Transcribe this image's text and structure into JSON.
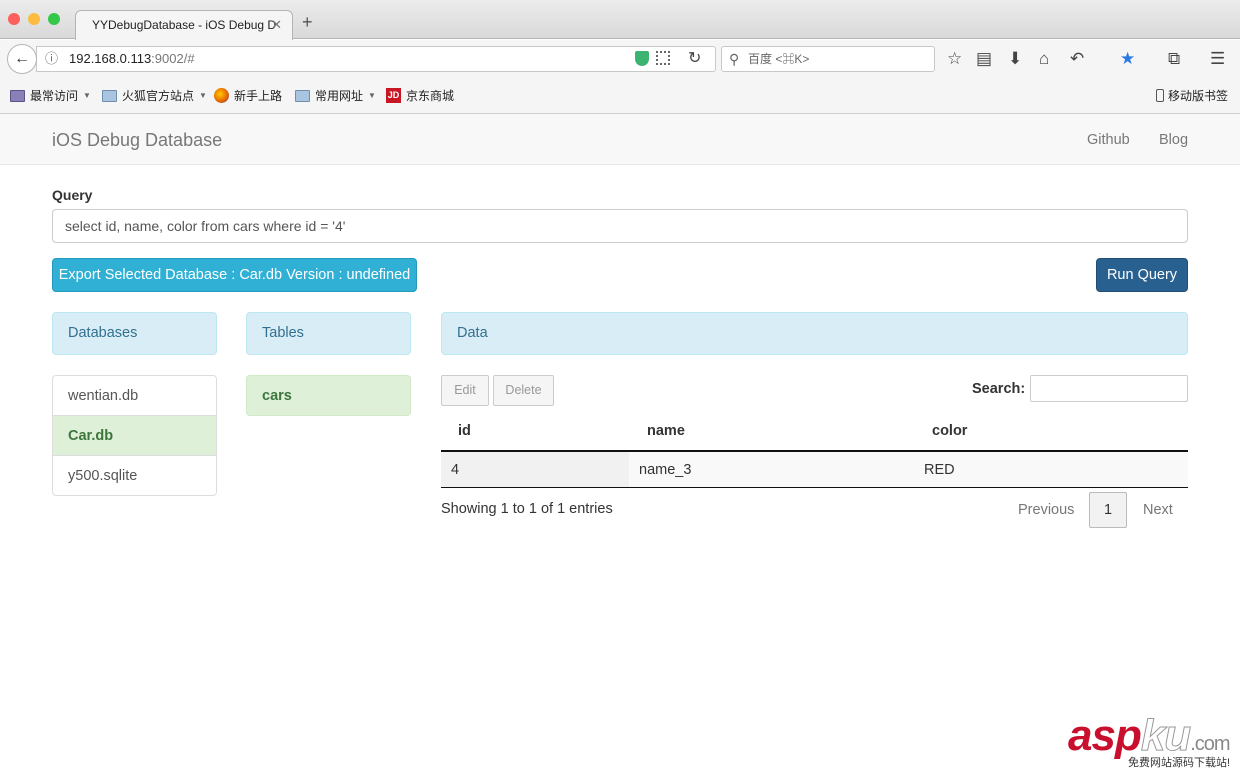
{
  "browser": {
    "tab_title": "YYDebugDatabase - iOS Debug D",
    "tab_close": "✕",
    "new_tab": "+",
    "url_host": "192.168.0.113",
    "url_path": ":9002/#",
    "search_placeholder": "百度 <⌘K>",
    "bookmarks": [
      "最常访问",
      "火狐官方站点",
      "新手上路",
      "常用网址",
      "京东商城"
    ],
    "mobile_bookmarks": "移动版书签",
    "jd_logo": "JD"
  },
  "app": {
    "brand": "iOS Debug Database",
    "nav": [
      "Github",
      "Blog"
    ]
  },
  "query": {
    "label": "Query",
    "value": "select id, name, color from cars where id = '4'"
  },
  "buttons": {
    "export": "Export Selected Database : Car.db Version : undefined",
    "run": "Run Query"
  },
  "panels": {
    "databases": "Databases",
    "tables": "Tables",
    "data": "Data"
  },
  "databases": [
    "wentian.db",
    "Car.db",
    "y500.sqlite"
  ],
  "active_database": "Car.db",
  "tables": [
    "cars"
  ],
  "data_table": {
    "edit": "Edit",
    "delete": "Delete",
    "search_label": "Search:",
    "columns": [
      "id",
      "name",
      "color"
    ],
    "rows": [
      [
        "4",
        "name_3",
        "RED"
      ]
    ],
    "info": "Showing 1 to 1 of 1 entries",
    "previous": "Previous",
    "page": "1",
    "next": "Next"
  },
  "watermark": {
    "asp": "asp",
    "ku": "ku",
    "com": ".com",
    "sub": "免费网站源码下载站!"
  }
}
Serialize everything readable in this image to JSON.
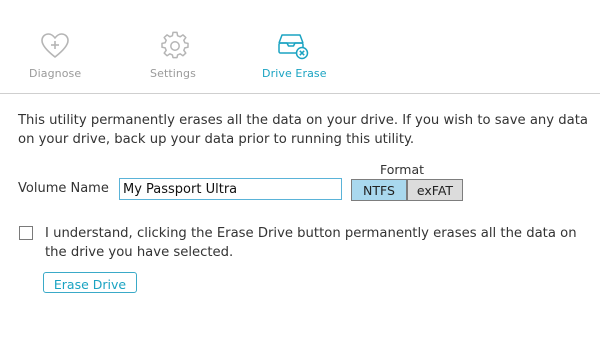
{
  "tabs": {
    "diagnose": {
      "label": "Diagnose",
      "icon": "heart-plus-icon"
    },
    "settings": {
      "label": "Settings",
      "icon": "gear-icon"
    },
    "drive_erase": {
      "label": "Drive Erase",
      "icon": "drive-erase-icon",
      "active": true
    }
  },
  "main": {
    "description": "This utility permanently erases all the data on your drive. If you wish to save any data on your drive, back up your data prior to running this utility.",
    "volume_name_label": "Volume Name",
    "volume_name_value": "My Passport Ultra",
    "format_label": "Format",
    "format_options": [
      "NTFS",
      "exFAT"
    ],
    "format_selected": "NTFS",
    "confirm_checked": false,
    "confirm_text": "I understand, clicking the Erase Drive button permanently erases all the data on the drive you have selected.",
    "erase_button_label": "Erase Drive"
  },
  "colors": {
    "accent": "#1aa3c2",
    "inactive_tab": "#9a9a9a",
    "selected_format_bg": "#a9d8ee",
    "unselected_format_bg": "#dcdcdc"
  }
}
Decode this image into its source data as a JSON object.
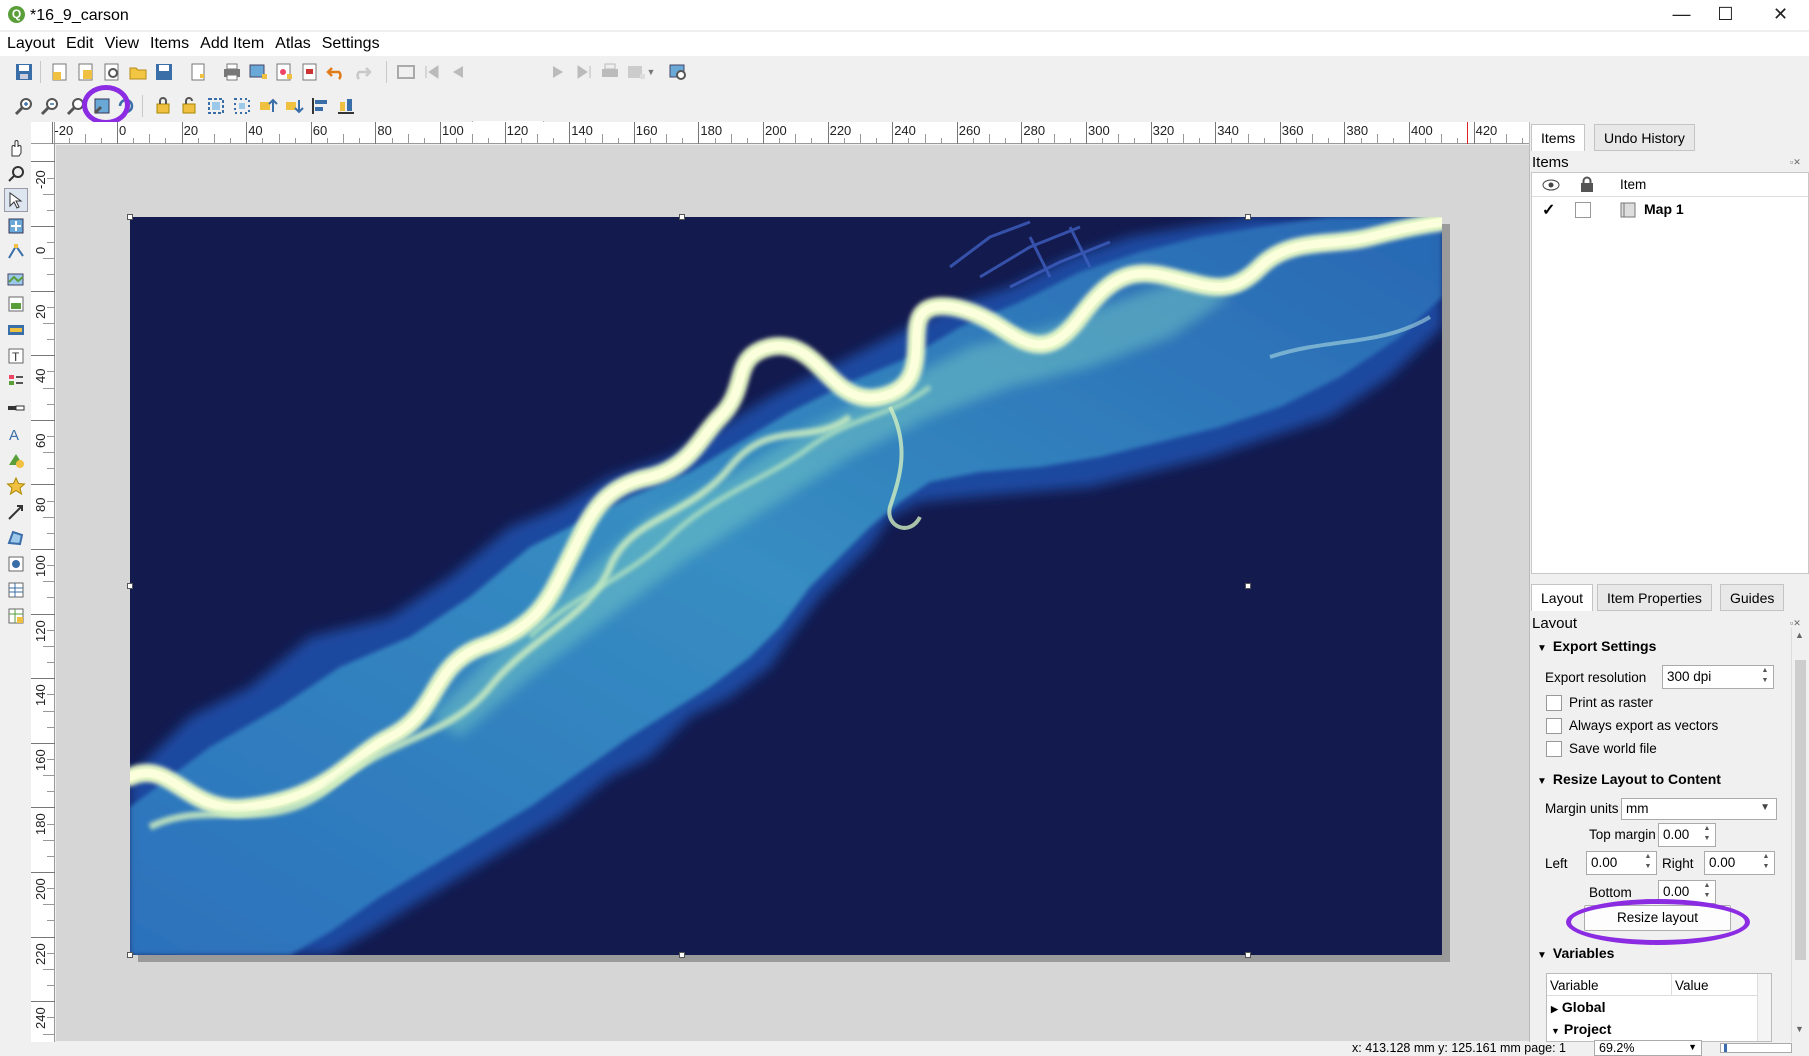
{
  "window": {
    "title": "*16_9_carson",
    "minimize": "—",
    "maximize": "☐",
    "close": "✕",
    "logo": "Q"
  },
  "menu": [
    "Layout",
    "Edit",
    "View",
    "Items",
    "Add Item",
    "Atlas",
    "Settings"
  ],
  "atlas_toolbar": {
    "page_value": "1"
  },
  "ruler": {
    "top_ticks": [
      "-20",
      "0",
      "20",
      "40",
      "60",
      "80",
      "100",
      "120",
      "140",
      "160",
      "180",
      "200",
      "220",
      "240",
      "260",
      "280",
      "300",
      "320",
      "340",
      "360",
      "380",
      "400",
      "420"
    ],
    "left_ticks": [
      "-20",
      "0",
      "20",
      "40",
      "60",
      "80",
      "100",
      "120",
      "140",
      "160",
      "180",
      "200",
      "220",
      "240"
    ]
  },
  "items_panel": {
    "tabs": [
      "Items",
      "Undo History"
    ],
    "title": "Items",
    "column_item": "Item",
    "rows": [
      {
        "visible": true,
        "locked": false,
        "name": "Map 1",
        "checkmark": "✓"
      }
    ]
  },
  "layout_panel": {
    "tabs": [
      "Layout",
      "Item Properties",
      "Guides"
    ],
    "title": "Layout",
    "export_settings": {
      "heading": "Export Settings",
      "resolution_label": "Export resolution",
      "resolution_value": "300 dpi",
      "print_as_raster": "Print as raster",
      "always_vectors": "Always export as vectors",
      "save_world_file": "Save world file"
    },
    "resize": {
      "heading": "Resize Layout to Content",
      "margin_units_label": "Margin units",
      "margin_units_value": "mm",
      "top_label": "Top margin",
      "top_value": "0.00",
      "left_label": "Left",
      "left_value": "0.00",
      "right_label": "Right",
      "right_value": "0.00",
      "bottom_label": "Bottom",
      "bottom_value": "0.00",
      "button": "Resize layout"
    },
    "variables": {
      "heading": "Variables",
      "col_variable": "Variable",
      "col_value": "Value",
      "groups": [
        "Global",
        "Project"
      ]
    }
  },
  "status": {
    "coords": "x: 413.128 mm y: 125.161 mm page: 1",
    "zoom": "69.2%"
  },
  "colors": {
    "map_bg": "#131a4e",
    "highlight": "#8b2be2"
  }
}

○ ○ ○ ○ ○

### The task
Images should not appear in the copy; retype the listing above exactly.

### Written answer
Transcribe this image's text and structure into JSON.
{
  "browser": {
    "tab_title": "YYDebugDatabase - iOS Debug D",
    "tab_close": "✕",
    "new_tab": "+",
    "url_host": "192.168.0.113",
    "url_path": ":9002/#",
    "search_placeholder": "百度 <⌘K>",
    "bookmarks": [
      "最常访问",
      "火狐官方站点",
      "新手上路",
      "常用网址",
      "京东商城"
    ],
    "mobile_bookmarks": "移动版书签",
    "jd_logo": "JD"
  },
  "app": {
    "brand": "iOS Debug Database",
    "nav": [
      "Github",
      "Blog"
    ]
  },
  "query": {
    "label": "Query",
    "value": "select id, name, color from cars where id = '4'"
  },
  "buttons": {
    "export": "Export Selected Database : Car.db Version : undefined",
    "run": "Run Query"
  },
  "panels": {
    "databases": "Databases",
    "tables": "Tables",
    "data": "Data"
  },
  "databases": [
    "wentian.db",
    "Car.db",
    "y500.sqlite"
  ],
  "active_database": "Car.db",
  "tables": [
    "cars"
  ],
  "data_table": {
    "edit": "Edit",
    "delete": "Delete",
    "search_label": "Search:",
    "columns": [
      "id",
      "name",
      "color"
    ],
    "rows": [
      [
        "4",
        "name_3",
        "RED"
      ]
    ],
    "info": "Showing 1 to 1 of 1 entries",
    "previous": "Previous",
    "page": "1",
    "next": "Next"
  },
  "watermark": {
    "asp": "asp",
    "ku": "ku",
    "com": ".com",
    "sub": "免费网站源码下载站!"
  }
}
Serialize everything readable in this image to JSON.
{
  "tabs": {
    "diagnose": {
      "label": "Diagnose",
      "icon": "heart-plus-icon"
    },
    "settings": {
      "label": "Settings",
      "icon": "gear-icon"
    },
    "drive_erase": {
      "label": "Drive Erase",
      "icon": "drive-erase-icon",
      "active": true
    }
  },
  "main": {
    "description": "This utility permanently erases all the data on your drive. If you wish to save any data on your drive, back up your data prior to running this utility.",
    "volume_name_label": "Volume Name",
    "volume_name_value": "My Passport Ultra",
    "format_label": "Format",
    "format_options": [
      "NTFS",
      "exFAT"
    ],
    "format_selected": "NTFS",
    "confirm_checked": false,
    "confirm_text": "I understand, clicking the Erase Drive button permanently erases all the data on the drive you have selected.",
    "erase_button_label": "Erase Drive"
  },
  "colors": {
    "accent": "#1aa3c2",
    "inactive_tab": "#9a9a9a",
    "selected_format_bg": "#a9d8ee",
    "unselected_format_bg": "#dcdcdc"
  }
}
Decode this image into its source data as a JSON object.
{
  "window": {
    "title": "*16_9_carson",
    "minimize": "—",
    "maximize": "☐",
    "close": "✕",
    "logo": "Q"
  },
  "menu": [
    "Layout",
    "Edit",
    "View",
    "Items",
    "Add Item",
    "Atlas",
    "Settings"
  ],
  "atlas_toolbar": {
    "page_value": "1"
  },
  "ruler": {
    "top_ticks": [
      "-20",
      "0",
      "20",
      "40",
      "60",
      "80",
      "100",
      "120",
      "140",
      "160",
      "180",
      "200",
      "220",
      "240",
      "260",
      "280",
      "300",
      "320",
      "340",
      "360",
      "380",
      "400",
      "420"
    ],
    "left_ticks": [
      "-20",
      "0",
      "20",
      "40",
      "60",
      "80",
      "100",
      "120",
      "140",
      "160",
      "180",
      "200",
      "220",
      "240"
    ]
  },
  "items_panel": {
    "tabs": [
      "Items",
      "Undo History"
    ],
    "title": "Items",
    "column_item": "Item",
    "rows": [
      {
        "visible": true,
        "locked": false,
        "name": "Map 1",
        "checkmark": "✓"
      }
    ]
  },
  "layout_panel": {
    "tabs": [
      "Layout",
      "Item Properties",
      "Guides"
    ],
    "title": "Layout",
    "export_settings": {
      "heading": "Export Settings",
      "resolution_label": "Export resolution",
      "resolution_value": "300 dpi",
      "print_as_raster": "Print as raster",
      "always_vectors": "Always export as vectors",
      "save_world_file": "Save world file"
    },
    "resize": {
      "heading": "Resize Layout to Content",
      "margin_units_label": "Margin units",
      "margin_units_value": "mm",
      "top_label": "Top margin",
      "top_value": "0.00",
      "left_label": "Left",
      "left_value": "0.00",
      "right_label": "Right",
      "right_value": "0.00",
      "bottom_label": "Bottom",
      "bottom_value": "0.00",
      "button": "Resize layout"
    },
    "variables": {
      "heading": "Variables",
      "col_variable": "Variable",
      "col_value": "Value",
      "groups": [
        "Global",
        "Project"
      ]
    }
  },
  "status": {
    "coords": "x: 413.128 mm y: 125.161 mm page: 1",
    "zoom": "69.2%"
  },
  "colors": {
    "map_bg": "#131a4e",
    "highlight": "#8b2be2"
  }
}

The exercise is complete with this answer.